■ **OBJECTIVE**
Find the lines holding the word "wird" and collect them.

***** PROVIDED RECORDS *****

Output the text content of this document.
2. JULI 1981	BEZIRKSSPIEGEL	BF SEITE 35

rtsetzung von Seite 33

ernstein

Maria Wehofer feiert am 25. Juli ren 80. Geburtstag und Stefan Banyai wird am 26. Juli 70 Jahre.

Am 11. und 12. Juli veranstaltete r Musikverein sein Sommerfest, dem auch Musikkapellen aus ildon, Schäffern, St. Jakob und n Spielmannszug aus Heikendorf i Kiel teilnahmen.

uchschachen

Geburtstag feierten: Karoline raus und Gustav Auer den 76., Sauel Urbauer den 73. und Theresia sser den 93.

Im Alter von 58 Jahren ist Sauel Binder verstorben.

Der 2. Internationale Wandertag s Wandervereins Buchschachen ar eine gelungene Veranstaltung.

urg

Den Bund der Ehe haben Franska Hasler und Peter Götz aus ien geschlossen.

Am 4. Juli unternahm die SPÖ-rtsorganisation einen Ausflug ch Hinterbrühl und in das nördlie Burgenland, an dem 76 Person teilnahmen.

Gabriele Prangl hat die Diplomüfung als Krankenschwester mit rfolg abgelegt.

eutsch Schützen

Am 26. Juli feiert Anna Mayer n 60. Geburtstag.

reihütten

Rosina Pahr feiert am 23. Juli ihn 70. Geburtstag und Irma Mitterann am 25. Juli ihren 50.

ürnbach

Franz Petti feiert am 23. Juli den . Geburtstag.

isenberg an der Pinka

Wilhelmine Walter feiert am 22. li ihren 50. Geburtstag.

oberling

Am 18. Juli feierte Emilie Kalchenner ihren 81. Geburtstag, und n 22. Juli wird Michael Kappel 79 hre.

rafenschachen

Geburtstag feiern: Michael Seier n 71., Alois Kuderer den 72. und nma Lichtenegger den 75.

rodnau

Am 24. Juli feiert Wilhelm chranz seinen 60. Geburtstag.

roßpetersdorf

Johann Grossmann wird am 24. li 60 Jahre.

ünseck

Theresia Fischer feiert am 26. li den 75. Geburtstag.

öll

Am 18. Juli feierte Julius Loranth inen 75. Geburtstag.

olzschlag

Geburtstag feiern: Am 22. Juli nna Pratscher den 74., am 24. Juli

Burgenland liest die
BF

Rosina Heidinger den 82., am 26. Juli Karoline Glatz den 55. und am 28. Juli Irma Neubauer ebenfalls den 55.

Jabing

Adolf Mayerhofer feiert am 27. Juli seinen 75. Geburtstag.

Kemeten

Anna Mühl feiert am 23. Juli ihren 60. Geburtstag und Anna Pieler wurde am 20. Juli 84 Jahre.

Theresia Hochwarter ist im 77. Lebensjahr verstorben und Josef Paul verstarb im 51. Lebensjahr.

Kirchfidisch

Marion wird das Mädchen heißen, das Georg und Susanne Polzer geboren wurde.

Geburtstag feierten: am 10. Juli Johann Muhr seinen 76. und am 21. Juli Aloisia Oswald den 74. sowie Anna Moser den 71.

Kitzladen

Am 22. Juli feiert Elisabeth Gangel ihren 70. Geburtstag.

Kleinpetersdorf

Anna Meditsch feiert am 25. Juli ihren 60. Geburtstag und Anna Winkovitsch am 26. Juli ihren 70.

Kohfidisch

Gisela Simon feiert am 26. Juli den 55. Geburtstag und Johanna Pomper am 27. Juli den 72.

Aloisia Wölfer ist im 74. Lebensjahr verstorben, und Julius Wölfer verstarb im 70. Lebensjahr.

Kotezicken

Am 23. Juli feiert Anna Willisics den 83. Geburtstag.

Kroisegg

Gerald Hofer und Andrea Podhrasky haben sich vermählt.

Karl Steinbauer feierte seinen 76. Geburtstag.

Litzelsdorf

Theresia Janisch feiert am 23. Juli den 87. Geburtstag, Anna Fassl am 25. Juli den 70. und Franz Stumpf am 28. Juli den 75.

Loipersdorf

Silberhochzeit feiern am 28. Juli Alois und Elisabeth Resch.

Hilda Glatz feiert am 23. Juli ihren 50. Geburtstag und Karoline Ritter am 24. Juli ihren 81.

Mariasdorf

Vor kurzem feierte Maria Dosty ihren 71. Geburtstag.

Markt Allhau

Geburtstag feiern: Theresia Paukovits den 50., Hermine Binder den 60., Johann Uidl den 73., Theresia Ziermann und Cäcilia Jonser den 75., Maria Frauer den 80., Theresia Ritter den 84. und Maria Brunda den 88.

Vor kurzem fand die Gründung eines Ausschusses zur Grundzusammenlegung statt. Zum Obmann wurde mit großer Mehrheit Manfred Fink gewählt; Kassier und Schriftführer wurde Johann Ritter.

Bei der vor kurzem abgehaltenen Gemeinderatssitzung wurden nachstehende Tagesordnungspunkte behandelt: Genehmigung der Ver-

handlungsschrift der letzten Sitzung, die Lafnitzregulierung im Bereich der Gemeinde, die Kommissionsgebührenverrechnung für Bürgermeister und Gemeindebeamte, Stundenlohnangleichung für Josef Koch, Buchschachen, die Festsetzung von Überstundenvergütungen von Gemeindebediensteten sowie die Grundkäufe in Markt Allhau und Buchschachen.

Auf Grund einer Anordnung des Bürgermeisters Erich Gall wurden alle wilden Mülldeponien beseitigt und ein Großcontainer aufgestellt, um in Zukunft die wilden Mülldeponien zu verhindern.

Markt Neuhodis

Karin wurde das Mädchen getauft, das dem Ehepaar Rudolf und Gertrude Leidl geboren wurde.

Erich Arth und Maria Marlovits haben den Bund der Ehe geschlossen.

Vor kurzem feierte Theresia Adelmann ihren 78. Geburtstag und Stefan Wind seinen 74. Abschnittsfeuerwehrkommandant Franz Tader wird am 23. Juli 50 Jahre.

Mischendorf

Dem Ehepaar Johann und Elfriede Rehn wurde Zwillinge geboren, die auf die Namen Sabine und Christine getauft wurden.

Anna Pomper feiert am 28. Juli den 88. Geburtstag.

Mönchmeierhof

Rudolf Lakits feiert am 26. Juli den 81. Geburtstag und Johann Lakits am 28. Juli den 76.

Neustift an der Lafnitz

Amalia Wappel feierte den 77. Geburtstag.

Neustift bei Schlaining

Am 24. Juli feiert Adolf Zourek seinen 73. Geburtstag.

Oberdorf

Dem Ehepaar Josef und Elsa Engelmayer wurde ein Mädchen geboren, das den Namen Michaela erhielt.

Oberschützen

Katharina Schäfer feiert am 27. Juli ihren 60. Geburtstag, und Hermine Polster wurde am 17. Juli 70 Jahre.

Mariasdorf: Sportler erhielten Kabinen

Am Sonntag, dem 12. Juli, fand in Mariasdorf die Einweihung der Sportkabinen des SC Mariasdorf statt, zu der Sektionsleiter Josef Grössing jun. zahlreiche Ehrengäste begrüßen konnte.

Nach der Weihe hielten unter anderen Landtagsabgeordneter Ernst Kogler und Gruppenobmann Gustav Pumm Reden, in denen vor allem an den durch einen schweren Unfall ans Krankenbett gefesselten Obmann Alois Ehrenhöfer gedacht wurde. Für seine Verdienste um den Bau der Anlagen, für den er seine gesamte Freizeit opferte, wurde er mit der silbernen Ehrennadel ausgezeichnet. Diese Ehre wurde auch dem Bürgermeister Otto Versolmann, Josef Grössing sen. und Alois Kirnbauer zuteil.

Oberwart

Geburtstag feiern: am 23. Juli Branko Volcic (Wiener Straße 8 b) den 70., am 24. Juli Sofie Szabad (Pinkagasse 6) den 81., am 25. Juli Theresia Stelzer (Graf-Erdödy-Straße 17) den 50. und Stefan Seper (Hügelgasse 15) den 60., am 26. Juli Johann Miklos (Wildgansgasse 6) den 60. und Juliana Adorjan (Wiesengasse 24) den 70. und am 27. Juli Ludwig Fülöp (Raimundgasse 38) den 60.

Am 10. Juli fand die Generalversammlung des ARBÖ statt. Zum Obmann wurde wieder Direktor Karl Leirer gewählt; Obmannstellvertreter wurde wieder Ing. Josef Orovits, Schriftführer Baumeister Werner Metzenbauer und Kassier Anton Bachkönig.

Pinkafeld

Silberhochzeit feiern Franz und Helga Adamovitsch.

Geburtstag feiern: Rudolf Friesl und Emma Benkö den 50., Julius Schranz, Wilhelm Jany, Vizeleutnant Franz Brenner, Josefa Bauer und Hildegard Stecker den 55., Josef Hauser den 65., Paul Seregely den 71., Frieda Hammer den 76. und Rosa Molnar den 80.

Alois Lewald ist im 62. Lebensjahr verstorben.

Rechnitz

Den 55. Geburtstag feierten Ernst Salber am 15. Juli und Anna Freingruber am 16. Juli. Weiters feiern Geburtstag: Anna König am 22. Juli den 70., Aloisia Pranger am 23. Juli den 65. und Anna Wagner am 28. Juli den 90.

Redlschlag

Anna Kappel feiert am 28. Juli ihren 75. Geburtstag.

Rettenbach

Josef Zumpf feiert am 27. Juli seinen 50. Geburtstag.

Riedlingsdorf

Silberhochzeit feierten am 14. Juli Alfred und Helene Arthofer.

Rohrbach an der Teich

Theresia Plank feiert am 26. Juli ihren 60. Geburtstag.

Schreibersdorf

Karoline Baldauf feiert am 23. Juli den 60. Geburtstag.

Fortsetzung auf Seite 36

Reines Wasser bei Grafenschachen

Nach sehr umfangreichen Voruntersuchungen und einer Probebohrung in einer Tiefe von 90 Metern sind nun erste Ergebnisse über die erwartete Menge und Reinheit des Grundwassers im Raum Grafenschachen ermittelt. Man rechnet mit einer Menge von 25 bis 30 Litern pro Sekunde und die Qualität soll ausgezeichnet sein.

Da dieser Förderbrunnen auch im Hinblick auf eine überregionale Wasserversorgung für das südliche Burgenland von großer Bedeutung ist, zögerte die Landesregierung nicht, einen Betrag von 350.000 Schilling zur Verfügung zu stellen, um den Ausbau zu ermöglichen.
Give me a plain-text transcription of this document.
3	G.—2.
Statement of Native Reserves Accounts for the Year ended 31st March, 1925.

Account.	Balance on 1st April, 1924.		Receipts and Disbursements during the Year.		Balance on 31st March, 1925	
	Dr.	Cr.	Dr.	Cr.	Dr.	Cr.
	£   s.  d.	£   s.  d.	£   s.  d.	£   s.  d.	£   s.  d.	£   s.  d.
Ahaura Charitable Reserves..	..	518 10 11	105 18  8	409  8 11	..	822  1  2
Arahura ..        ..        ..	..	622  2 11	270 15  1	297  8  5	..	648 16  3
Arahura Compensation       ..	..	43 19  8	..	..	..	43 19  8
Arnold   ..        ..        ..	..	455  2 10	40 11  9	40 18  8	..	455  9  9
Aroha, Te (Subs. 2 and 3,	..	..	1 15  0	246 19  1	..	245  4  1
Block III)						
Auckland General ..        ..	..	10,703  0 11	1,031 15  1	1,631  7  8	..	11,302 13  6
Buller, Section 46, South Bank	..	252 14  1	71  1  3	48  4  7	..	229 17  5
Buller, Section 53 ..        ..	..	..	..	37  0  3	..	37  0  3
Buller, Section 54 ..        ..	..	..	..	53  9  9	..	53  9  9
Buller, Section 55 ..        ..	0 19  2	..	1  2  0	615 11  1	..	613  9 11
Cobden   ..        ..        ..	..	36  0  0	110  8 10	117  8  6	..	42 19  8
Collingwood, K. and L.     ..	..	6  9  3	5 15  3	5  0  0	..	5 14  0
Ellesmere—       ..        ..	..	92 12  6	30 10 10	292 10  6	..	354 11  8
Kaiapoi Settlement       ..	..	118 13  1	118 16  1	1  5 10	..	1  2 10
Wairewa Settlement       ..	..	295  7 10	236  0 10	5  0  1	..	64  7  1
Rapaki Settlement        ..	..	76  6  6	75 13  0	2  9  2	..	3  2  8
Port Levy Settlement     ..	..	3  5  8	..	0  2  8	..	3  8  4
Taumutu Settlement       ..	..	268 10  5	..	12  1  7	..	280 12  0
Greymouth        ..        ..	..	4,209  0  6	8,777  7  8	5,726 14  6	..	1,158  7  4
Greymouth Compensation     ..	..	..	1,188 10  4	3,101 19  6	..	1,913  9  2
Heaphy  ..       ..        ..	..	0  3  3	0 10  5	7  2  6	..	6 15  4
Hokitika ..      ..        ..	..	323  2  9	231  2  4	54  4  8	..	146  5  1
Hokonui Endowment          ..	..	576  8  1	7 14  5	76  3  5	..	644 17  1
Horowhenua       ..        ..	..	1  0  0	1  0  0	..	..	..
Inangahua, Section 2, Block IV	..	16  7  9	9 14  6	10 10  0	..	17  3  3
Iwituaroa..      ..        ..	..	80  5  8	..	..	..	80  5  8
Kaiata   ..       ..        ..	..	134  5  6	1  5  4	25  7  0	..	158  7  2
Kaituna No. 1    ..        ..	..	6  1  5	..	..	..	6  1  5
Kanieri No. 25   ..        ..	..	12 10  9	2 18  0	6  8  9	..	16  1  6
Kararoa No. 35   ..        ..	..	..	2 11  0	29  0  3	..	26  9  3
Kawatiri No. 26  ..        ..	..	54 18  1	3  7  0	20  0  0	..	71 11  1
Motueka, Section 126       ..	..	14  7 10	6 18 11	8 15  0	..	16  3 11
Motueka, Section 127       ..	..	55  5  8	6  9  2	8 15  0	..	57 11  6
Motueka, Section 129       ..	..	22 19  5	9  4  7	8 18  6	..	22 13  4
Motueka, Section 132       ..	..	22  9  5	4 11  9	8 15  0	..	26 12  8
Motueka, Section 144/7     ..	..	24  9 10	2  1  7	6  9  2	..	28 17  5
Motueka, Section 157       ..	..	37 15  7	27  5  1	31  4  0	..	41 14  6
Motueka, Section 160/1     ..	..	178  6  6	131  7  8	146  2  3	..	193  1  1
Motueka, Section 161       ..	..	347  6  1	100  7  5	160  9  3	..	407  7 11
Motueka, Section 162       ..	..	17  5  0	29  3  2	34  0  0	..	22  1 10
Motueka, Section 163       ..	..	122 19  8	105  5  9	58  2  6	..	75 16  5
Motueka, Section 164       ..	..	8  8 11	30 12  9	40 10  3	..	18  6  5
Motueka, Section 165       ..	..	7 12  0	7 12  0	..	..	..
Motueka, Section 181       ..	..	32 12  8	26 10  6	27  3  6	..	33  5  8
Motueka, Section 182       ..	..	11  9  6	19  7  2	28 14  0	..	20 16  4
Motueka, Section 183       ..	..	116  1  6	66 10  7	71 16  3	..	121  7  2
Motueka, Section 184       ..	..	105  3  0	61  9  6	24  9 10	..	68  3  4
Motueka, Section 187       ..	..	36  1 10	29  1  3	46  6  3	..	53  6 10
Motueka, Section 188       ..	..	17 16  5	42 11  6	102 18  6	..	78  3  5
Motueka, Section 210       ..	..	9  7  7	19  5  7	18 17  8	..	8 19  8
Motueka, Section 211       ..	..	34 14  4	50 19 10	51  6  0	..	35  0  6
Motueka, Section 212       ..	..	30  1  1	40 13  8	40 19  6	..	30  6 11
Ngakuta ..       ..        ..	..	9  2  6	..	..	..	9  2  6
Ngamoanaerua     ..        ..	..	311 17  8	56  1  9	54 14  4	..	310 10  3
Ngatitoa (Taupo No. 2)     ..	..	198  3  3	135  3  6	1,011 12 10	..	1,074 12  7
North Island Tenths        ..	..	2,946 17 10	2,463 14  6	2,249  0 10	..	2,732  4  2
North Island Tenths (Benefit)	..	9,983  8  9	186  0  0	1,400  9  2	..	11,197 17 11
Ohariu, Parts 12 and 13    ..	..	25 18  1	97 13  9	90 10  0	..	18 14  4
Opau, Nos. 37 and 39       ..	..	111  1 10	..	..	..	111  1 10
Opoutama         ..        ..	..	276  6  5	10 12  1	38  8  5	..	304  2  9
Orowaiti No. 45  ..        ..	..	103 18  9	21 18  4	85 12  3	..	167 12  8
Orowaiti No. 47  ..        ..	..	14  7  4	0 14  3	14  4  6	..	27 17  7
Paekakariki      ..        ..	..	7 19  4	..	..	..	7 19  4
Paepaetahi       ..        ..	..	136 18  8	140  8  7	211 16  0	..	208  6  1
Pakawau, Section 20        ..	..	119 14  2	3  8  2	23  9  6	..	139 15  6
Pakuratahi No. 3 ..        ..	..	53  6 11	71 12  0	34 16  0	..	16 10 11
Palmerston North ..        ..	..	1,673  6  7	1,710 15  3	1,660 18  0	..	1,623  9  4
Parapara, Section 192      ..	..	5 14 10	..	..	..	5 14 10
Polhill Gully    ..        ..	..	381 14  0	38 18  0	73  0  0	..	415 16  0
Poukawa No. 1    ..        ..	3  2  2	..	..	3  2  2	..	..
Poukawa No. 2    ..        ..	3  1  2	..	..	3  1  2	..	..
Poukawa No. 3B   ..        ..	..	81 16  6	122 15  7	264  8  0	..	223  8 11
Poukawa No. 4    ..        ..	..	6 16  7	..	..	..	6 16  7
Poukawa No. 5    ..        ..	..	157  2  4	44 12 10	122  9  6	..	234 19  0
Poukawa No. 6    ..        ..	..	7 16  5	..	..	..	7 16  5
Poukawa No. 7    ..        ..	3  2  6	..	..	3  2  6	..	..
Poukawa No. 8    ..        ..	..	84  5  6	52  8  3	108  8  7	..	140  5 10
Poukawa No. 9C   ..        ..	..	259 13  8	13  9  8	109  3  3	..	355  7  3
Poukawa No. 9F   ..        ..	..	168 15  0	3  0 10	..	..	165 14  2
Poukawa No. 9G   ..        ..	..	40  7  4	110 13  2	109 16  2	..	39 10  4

*****

■ **OUTPUT**
Maria Wehofer feiert am 25. Juli ren 80. Geburtstag und Stefan Banyai wird am 26. Juli 70 Jahre.
Am 18. Juli feierte Emilie Kalchenner ihren 81. Geburtstag, und n 22. Juli wird Michael Kappel 79 hre.
Johann Grossmann wird am 24. li 60 Jahre.
Marion wird das Mädchen heißen, das Georg und Susanne Polzer geboren wurde.
Vor kurzem feierte Theresia Adelmann ihren 78. Geburtstag und Stefan Wind seinen 74. Abschnittsfeuerwehrkommandant Franz Tader wird am 23. Juli 50 Jahre.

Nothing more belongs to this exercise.